Filter the lines below, copying only those with the string "start".

**** Data listing

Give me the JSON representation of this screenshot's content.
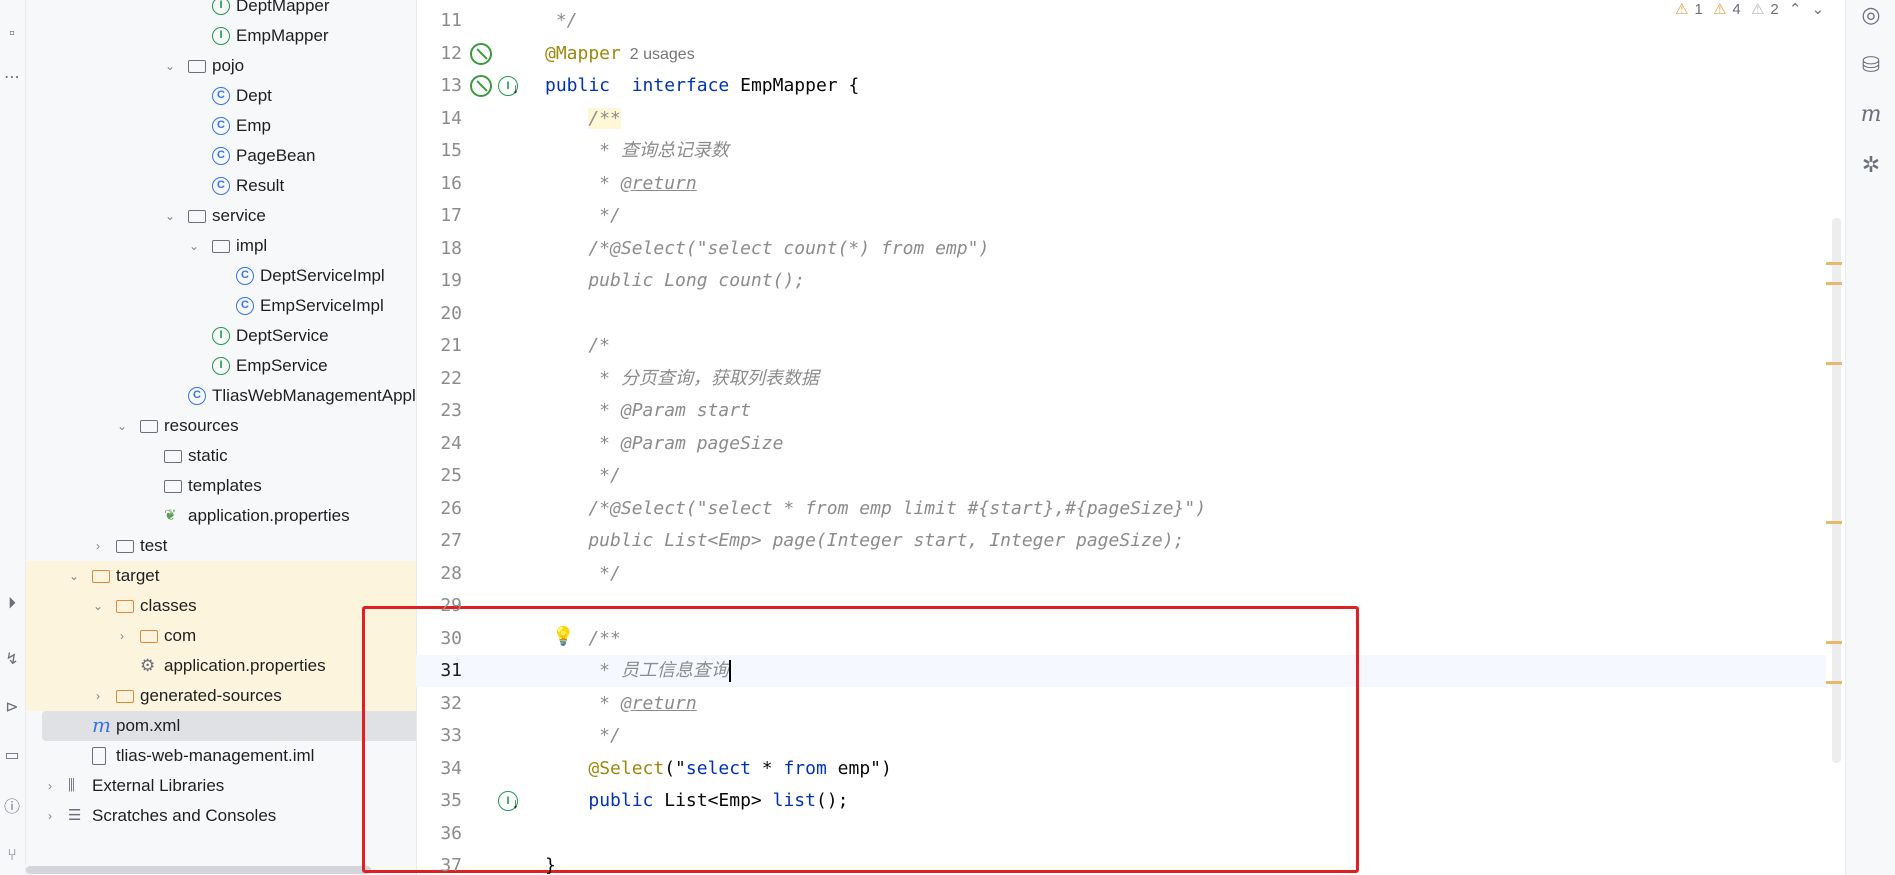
{
  "project_tree": [
    {
      "label": "DeptMapper",
      "icon": "interface-icon",
      "indent": 7
    },
    {
      "label": "EmpMapper",
      "icon": "interface-icon",
      "indent": 7
    },
    {
      "label": "pojo",
      "icon": "package-icon",
      "indent": 6,
      "expanded": true
    },
    {
      "label": "Dept",
      "icon": "class-icon",
      "indent": 7
    },
    {
      "label": "Emp",
      "icon": "class-icon",
      "indent": 7
    },
    {
      "label": "PageBean",
      "icon": "class-icon",
      "indent": 7
    },
    {
      "label": "Result",
      "icon": "class-icon",
      "indent": 7
    },
    {
      "label": "service",
      "icon": "package-icon",
      "indent": 6,
      "expanded": true
    },
    {
      "label": "impl",
      "icon": "package-icon",
      "indent": 7,
      "expanded": true
    },
    {
      "label": "DeptServiceImpl",
      "icon": "class-icon",
      "indent": 8
    },
    {
      "label": "EmpServiceImpl",
      "icon": "class-icon",
      "indent": 8
    },
    {
      "label": "DeptService",
      "icon": "interface-icon",
      "indent": 7
    },
    {
      "label": "EmpService",
      "icon": "interface-icon",
      "indent": 7
    },
    {
      "label": "TliasWebManagementApplic",
      "icon": "spring-boot-class-icon",
      "indent": 6
    },
    {
      "label": "resources",
      "icon": "resources-folder-icon",
      "indent": 4,
      "expanded": true
    },
    {
      "label": "static",
      "icon": "folder-icon",
      "indent": 5
    },
    {
      "label": "templates",
      "icon": "folder-icon",
      "indent": 5
    },
    {
      "label": "application.properties",
      "icon": "spring-properties-icon",
      "indent": 5
    },
    {
      "label": "test",
      "icon": "folder-icon",
      "indent": 3,
      "expanded": false
    },
    {
      "label": "target",
      "icon": "excluded-folder-icon",
      "indent": 2,
      "expanded": true,
      "excluded": true
    },
    {
      "label": "classes",
      "icon": "excluded-folder-icon",
      "indent": 3,
      "expanded": true,
      "excluded": true
    },
    {
      "label": "com",
      "icon": "excluded-folder-icon",
      "indent": 4,
      "expanded": false,
      "excluded": true
    },
    {
      "label": "application.properties",
      "icon": "properties-gear-icon",
      "indent": 4,
      "excluded": true
    },
    {
      "label": "generated-sources",
      "icon": "excluded-folder-icon",
      "indent": 3,
      "expanded": false,
      "excluded": true
    },
    {
      "label": "pom.xml",
      "icon": "maven-icon",
      "indent": 2,
      "selected": true
    },
    {
      "label": "tlias-web-management.iml",
      "icon": "file-icon",
      "indent": 2
    },
    {
      "label": "External Libraries",
      "icon": "library-icon",
      "indent": 1,
      "expanded": false
    },
    {
      "label": "Scratches and Consoles",
      "icon": "scratches-icon",
      "indent": 1,
      "expanded": false
    }
  ],
  "editor": {
    "inspections": {
      "warnings_a": "1",
      "warnings_b": "4",
      "warnings_c": "2"
    },
    "current_line": "31",
    "lines": [
      {
        "n": "11",
        "html": " */"
      },
      {
        "n": "12",
        "segments": [
          [
            "ann",
            "@Mapper"
          ],
          [
            "usages",
            "  2 usages"
          ]
        ]
      },
      {
        "n": "13",
        "segments": [
          [
            "kw",
            "public"
          ],
          [
            "",
            "  "
          ],
          [
            "kw",
            "interface"
          ],
          [
            "",
            " EmpMapper {"
          ]
        ]
      },
      {
        "n": "14",
        "segments": [
          [
            "",
            "    "
          ],
          [
            "doc-bg doc",
            "/**"
          ]
        ]
      },
      {
        "n": "15",
        "segments": [
          [
            "doc",
            "     * 查询总记录数"
          ]
        ]
      },
      {
        "n": "16",
        "segments": [
          [
            "doc",
            "     * "
          ],
          [
            "doctag",
            "@return"
          ]
        ]
      },
      {
        "n": "17",
        "segments": [
          [
            "doc",
            "     */"
          ]
        ]
      },
      {
        "n": "18",
        "segments": [
          [
            "cmt",
            "    /*@Select(\"select count(*) from emp\")"
          ]
        ]
      },
      {
        "n": "19",
        "segments": [
          [
            "cmt",
            "    public Long count();"
          ]
        ]
      },
      {
        "n": "20",
        "segments": [
          [
            "",
            ""
          ]
        ]
      },
      {
        "n": "21",
        "segments": [
          [
            "cmt",
            "    /*"
          ]
        ]
      },
      {
        "n": "22",
        "segments": [
          [
            "cmt",
            "     * 分页查询，获取列表数据"
          ]
        ]
      },
      {
        "n": "23",
        "segments": [
          [
            "cmt",
            "     * @Param start"
          ]
        ]
      },
      {
        "n": "24",
        "segments": [
          [
            "cmt",
            "     * @Param pageSize"
          ]
        ]
      },
      {
        "n": "25",
        "segments": [
          [
            "cmt",
            "     */"
          ]
        ]
      },
      {
        "n": "26",
        "segments": [
          [
            "cmt",
            "    /*@Select(\"select * from emp limit #{start},#{pageSize}\")"
          ]
        ]
      },
      {
        "n": "27",
        "segments": [
          [
            "cmt",
            "    public List<Emp> page(Integer start, Integer pageSize);"
          ]
        ]
      },
      {
        "n": "28",
        "segments": [
          [
            "cmt",
            "     */"
          ]
        ]
      },
      {
        "n": "29",
        "segments": [
          [
            "",
            ""
          ]
        ]
      },
      {
        "n": "30",
        "segments": [
          [
            "doc",
            "    /**"
          ]
        ]
      },
      {
        "n": "31",
        "segments": [
          [
            "doc",
            "     * 员工信息查询"
          ],
          [
            "caret",
            ""
          ]
        ]
      },
      {
        "n": "32",
        "segments": [
          [
            "doc",
            "     * "
          ],
          [
            "doctag",
            "@return"
          ]
        ]
      },
      {
        "n": "33",
        "segments": [
          [
            "doc",
            "     */"
          ]
        ]
      },
      {
        "n": "34",
        "segments": [
          [
            "",
            "    "
          ],
          [
            "ann",
            "@Select"
          ],
          [
            "",
            "(\""
          ],
          [
            "sqlkw",
            "select"
          ],
          [
            "",
            " * "
          ],
          [
            "sqlkw",
            "from"
          ],
          [
            "",
            " emp\")"
          ]
        ]
      },
      {
        "n": "35",
        "segments": [
          [
            "",
            "    "
          ],
          [
            "kw",
            "public"
          ],
          [
            "",
            " List<Emp> "
          ],
          [
            "kw",
            "list"
          ],
          [
            "",
            "();"
          ]
        ]
      },
      {
        "n": "36",
        "segments": [
          [
            "",
            ""
          ]
        ]
      },
      {
        "n": "37",
        "segments": [
          [
            "",
            "}"
          ]
        ]
      }
    ]
  },
  "colors": {
    "highlight_frame": "#e02020",
    "excluded_bg": "#fdf4de",
    "annotation": "#9e880d",
    "keyword": "#0033b3"
  }
}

********

> _Completed exercise_:
            "     * @Param start"
            "    /*@Select(\"select * from emp limit #{start},#{pageSize}\")"
            "    public List<Emp> page(Integer start, Integer pageSize);"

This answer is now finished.